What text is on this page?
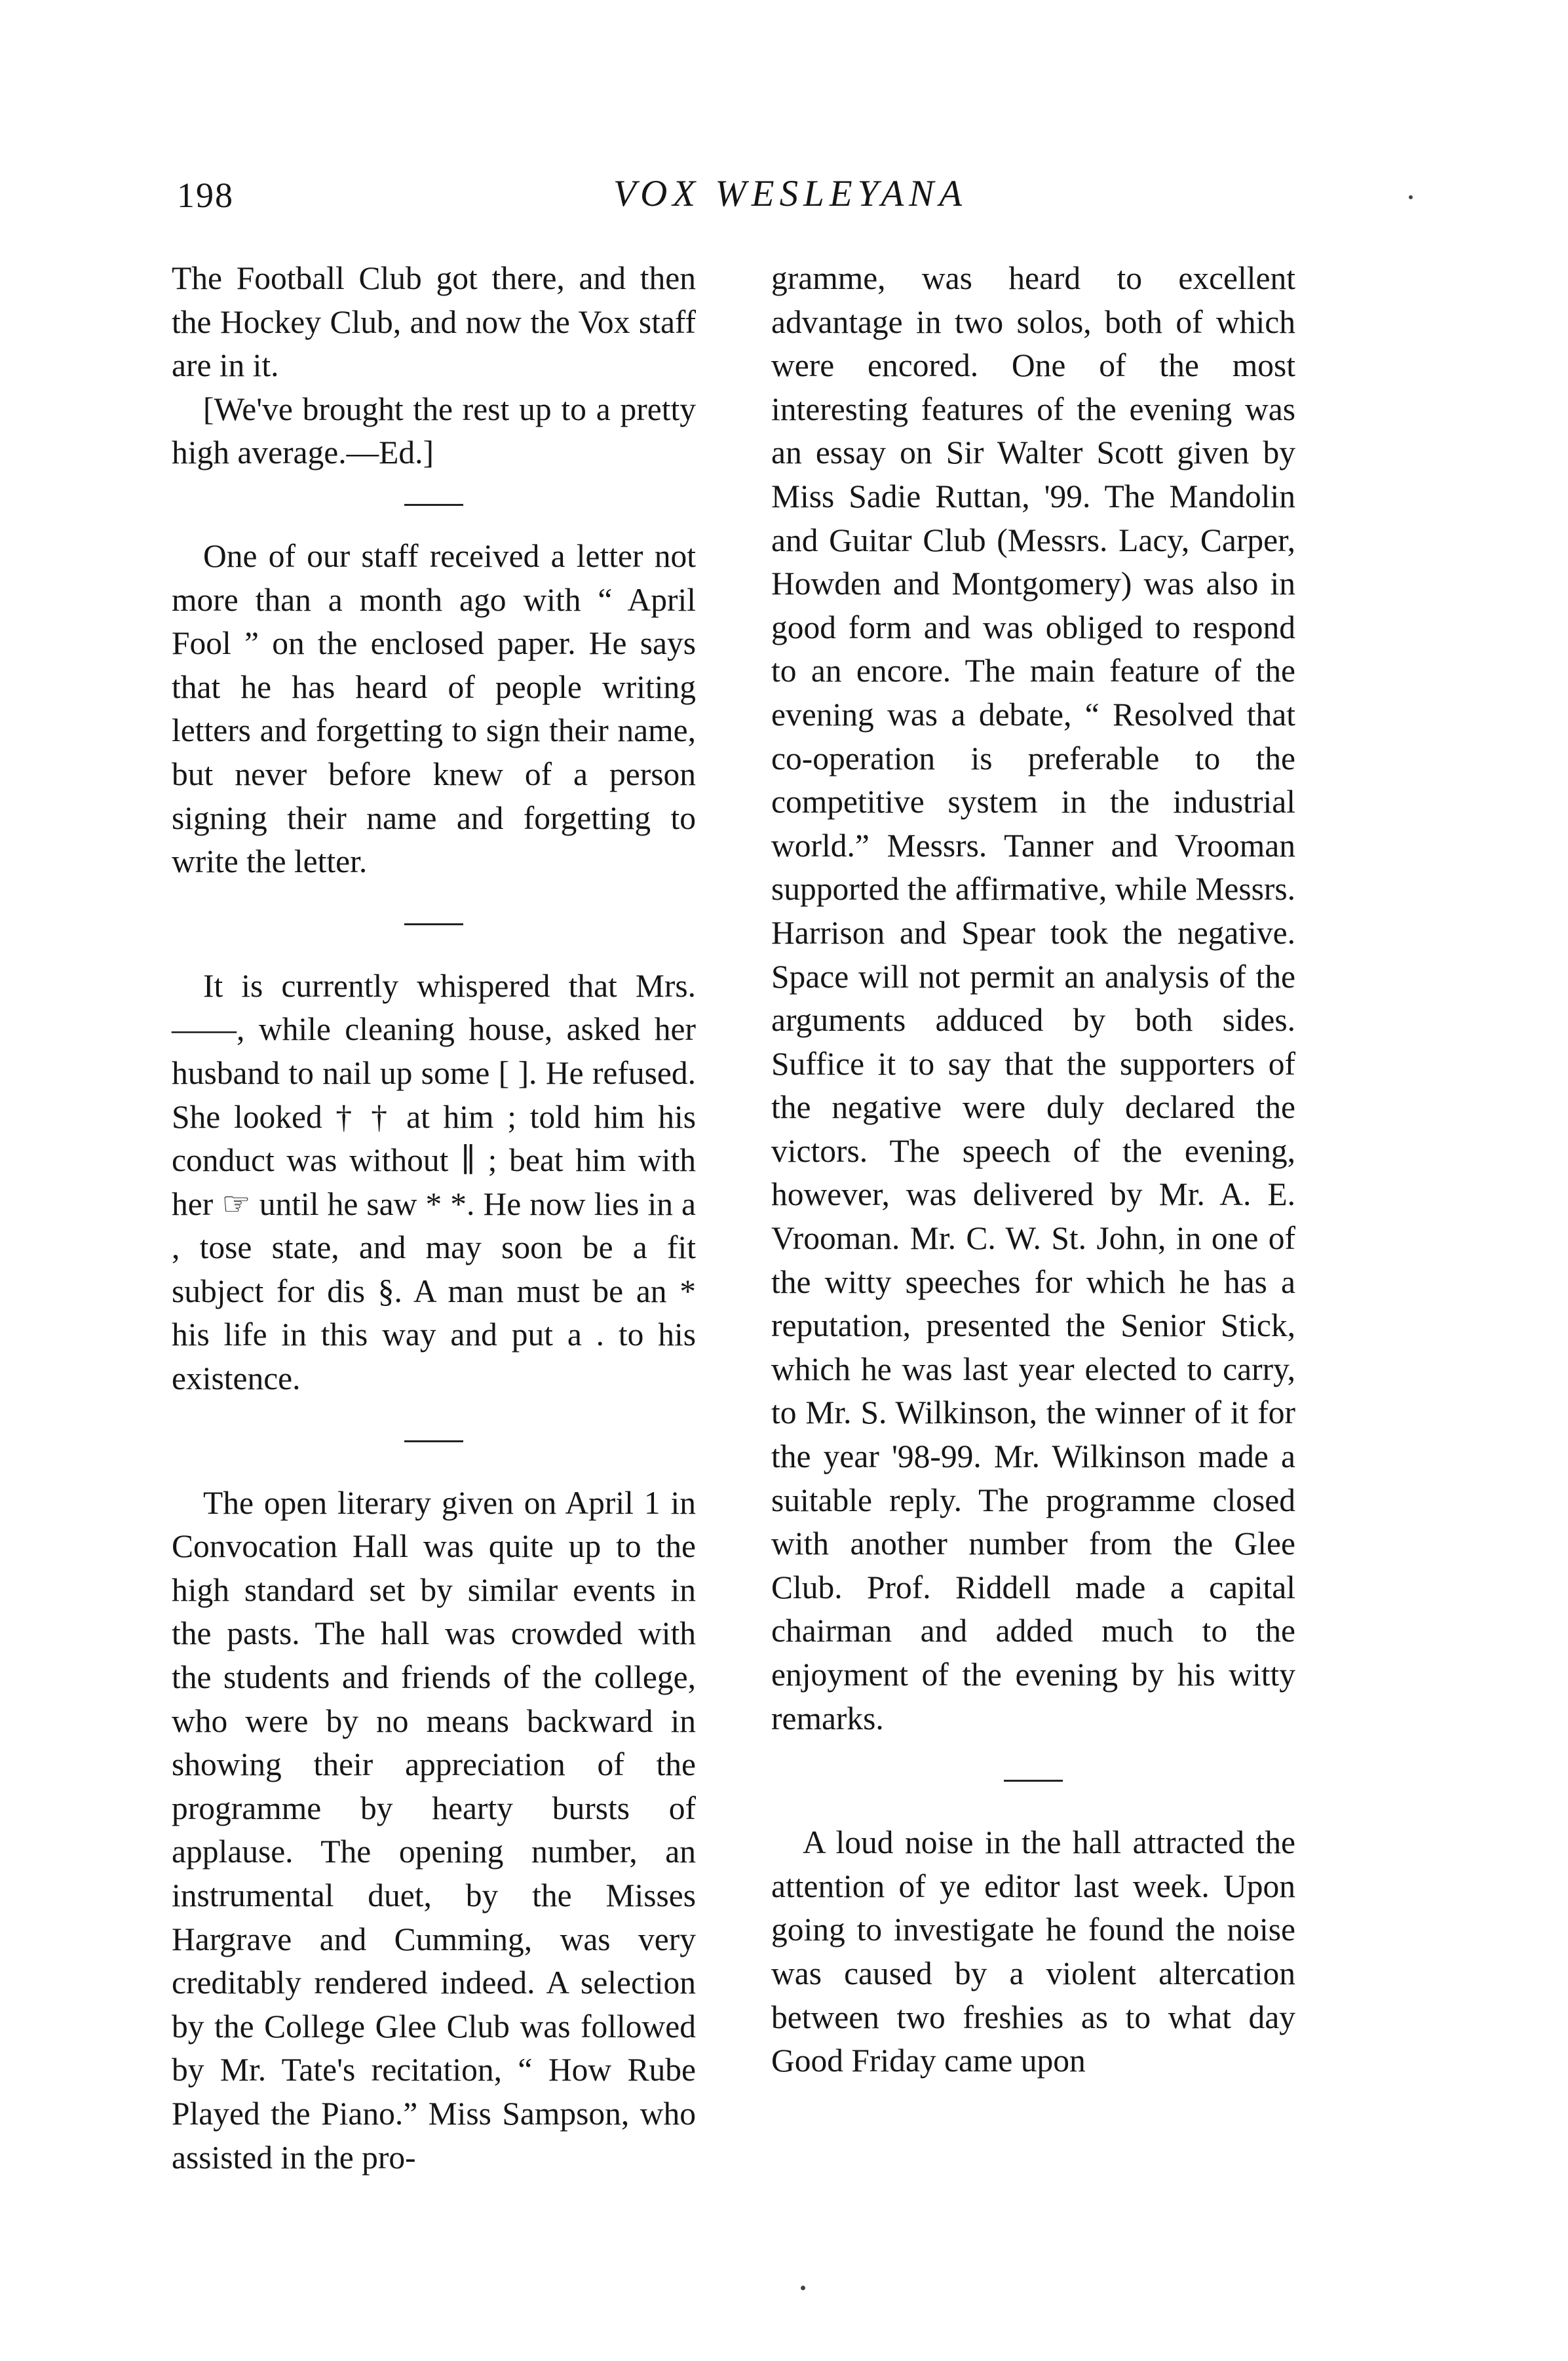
198	VOX WESLEYANA

The Football Club got there, and then the Hockey Club, and now the Vox staff are in it.

[We've brought the rest up to a pretty high average.—Ed.]

One of our staff received a letter not more than a month ago with “ April Fool ” on the enclosed paper. He says that he has heard of people writing letters and forgetting to sign their name, but never before knew of a person signing their name and forgetting to write the letter.

It is currently whispered that Mrs. ——, while cleaning house, asked her husband to nail up some [ ]. He refused. She looked † † at him ; told him his conduct was without ∥ ; beat him with her ☞ until he saw * *. He now lies in a , tose state, and may soon be a fit subject for dis §. A man must be an * his life in this way and put a . to his existence.

The open literary given on April 1 in Convocation Hall was quite up to the high standard set by similar events in the pasts. The hall was crowded with the students and friends of the college, who were by no means backward in showing their appreciation of the programme by hearty bursts of applause. The opening number, an instrumental duet, by the Misses Hargrave and Cumming, was very creditably rendered indeed. A selection by the College Glee Club was followed by Mr. Tate's recitation, “ How Rube Played the Piano.” Miss Sampson, who assisted in the pro-

gramme, was heard to excellent advantage in two solos, both of which were encored. One of the most interesting features of the evening was an essay on Sir Walter Scott given by Miss Sadie Ruttan, '99. The Mandolin and Guitar Club (Messrs. Lacy, Carper, Howden and Montgomery) was also in good form and was obliged to respond to an encore. The main feature of the evening was a debate, “ Resolved that co-operation is preferable to the competitive system in the industrial world.” Messrs. Tanner and Vrooman supported the affirmative, while Messrs. Harrison and Spear took the negative. Space will not permit an analysis of the arguments adduced by both sides. Suffice it to say that the supporters of the negative were duly declared the victors. The speech of the evening, however, was delivered by Mr. A. E. Vrooman. Mr. C. W. St. John, in one of the witty speeches for which he has a reputation, presented the Senior Stick, which he was last year elected to carry, to Mr. S. Wilkinson, the winner of it for the year '98-99. Mr. Wilkinson made a suitable reply. The programme closed with another number from the Glee Club. Prof. Riddell made a capital chairman and added much to the enjoyment of the evening by his witty remarks.

A loud noise in the hall attracted the attention of ye editor last week. Upon going to investigate he found the noise was caused by a violent altercation between two freshies as to what day Good Friday came upon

————

_Objective:_
Leave out the pictures and output every record above precisely as given.

_Solution to the exercise:_
What text is on this page?
198	VOX WESLEYANA

The Football Club got there, and then the Hockey Club, and now the Vox staff are in it.

[We've brought the rest up to a pretty high average.—Ed.]

One of our staff received a letter not more than a month ago with “ April Fool ” on the enclosed paper. He says that he has heard of people writing letters and forgetting to sign their name, but never before knew of a person signing their name and forgetting to write the letter.

It is currently whispered that Mrs. ——, while cleaning house, asked her husband to nail up some [ ]. He refused. She looked † † at him ; told him his conduct was without ∥ ; beat him with her ☞ until he saw * *. He now lies in a , tose state, and may soon be a fit subject for dis §. A man must be an * his life in this way and put a . to his existence.

The open literary given on April 1 in Convocation Hall was quite up to the high standard set by similar events in the pasts. The hall was crowded with the students and friends of the college, who were by no means backward in showing their appreciation of the programme by hearty bursts of applause. The opening number, an instrumental duet, by the Misses Hargrave and Cumming, was very creditably rendered indeed. A selection by the College Glee Club was followed by Mr. Tate's recitation, “ How Rube Played the Piano.” Miss Sampson, who assisted in the pro-

gramme, was heard to excellent advantage in two solos, both of which were encored. One of the most interesting features of the evening was an essay on Sir Walter Scott given by Miss Sadie Ruttan, '99. The Mandolin and Guitar Club (Messrs. Lacy, Carper, Howden and Montgomery) was also in good form and was obliged to respond to an encore. The main feature of the evening was a debate, “ Resolved that co-operation is preferable to the competitive system in the industrial world.” Messrs. Tanner and Vrooman supported the affirmative, while Messrs. Harrison and Spear took the negative. Space will not permit an analysis of the arguments adduced by both sides. Suffice it to say that the supporters of the negative were duly declared the victors. The speech of the evening, however, was delivered by Mr. A. E. Vrooman. Mr. C. W. St. John, in one of the witty speeches for which he has a reputation, presented the Senior Stick, which he was last year elected to carry, to Mr. S. Wilkinson, the winner of it for the year '98-99. Mr. Wilkinson made a suitable reply. The programme closed with another number from the Glee Club. Prof. Riddell made a capital chairman and added much to the enjoyment of the evening by his witty remarks.

A loud noise in the hall attracted the attention of ye editor last week. Upon going to investigate he found the noise was caused by a violent altercation between two freshies as to what day Good Friday came upon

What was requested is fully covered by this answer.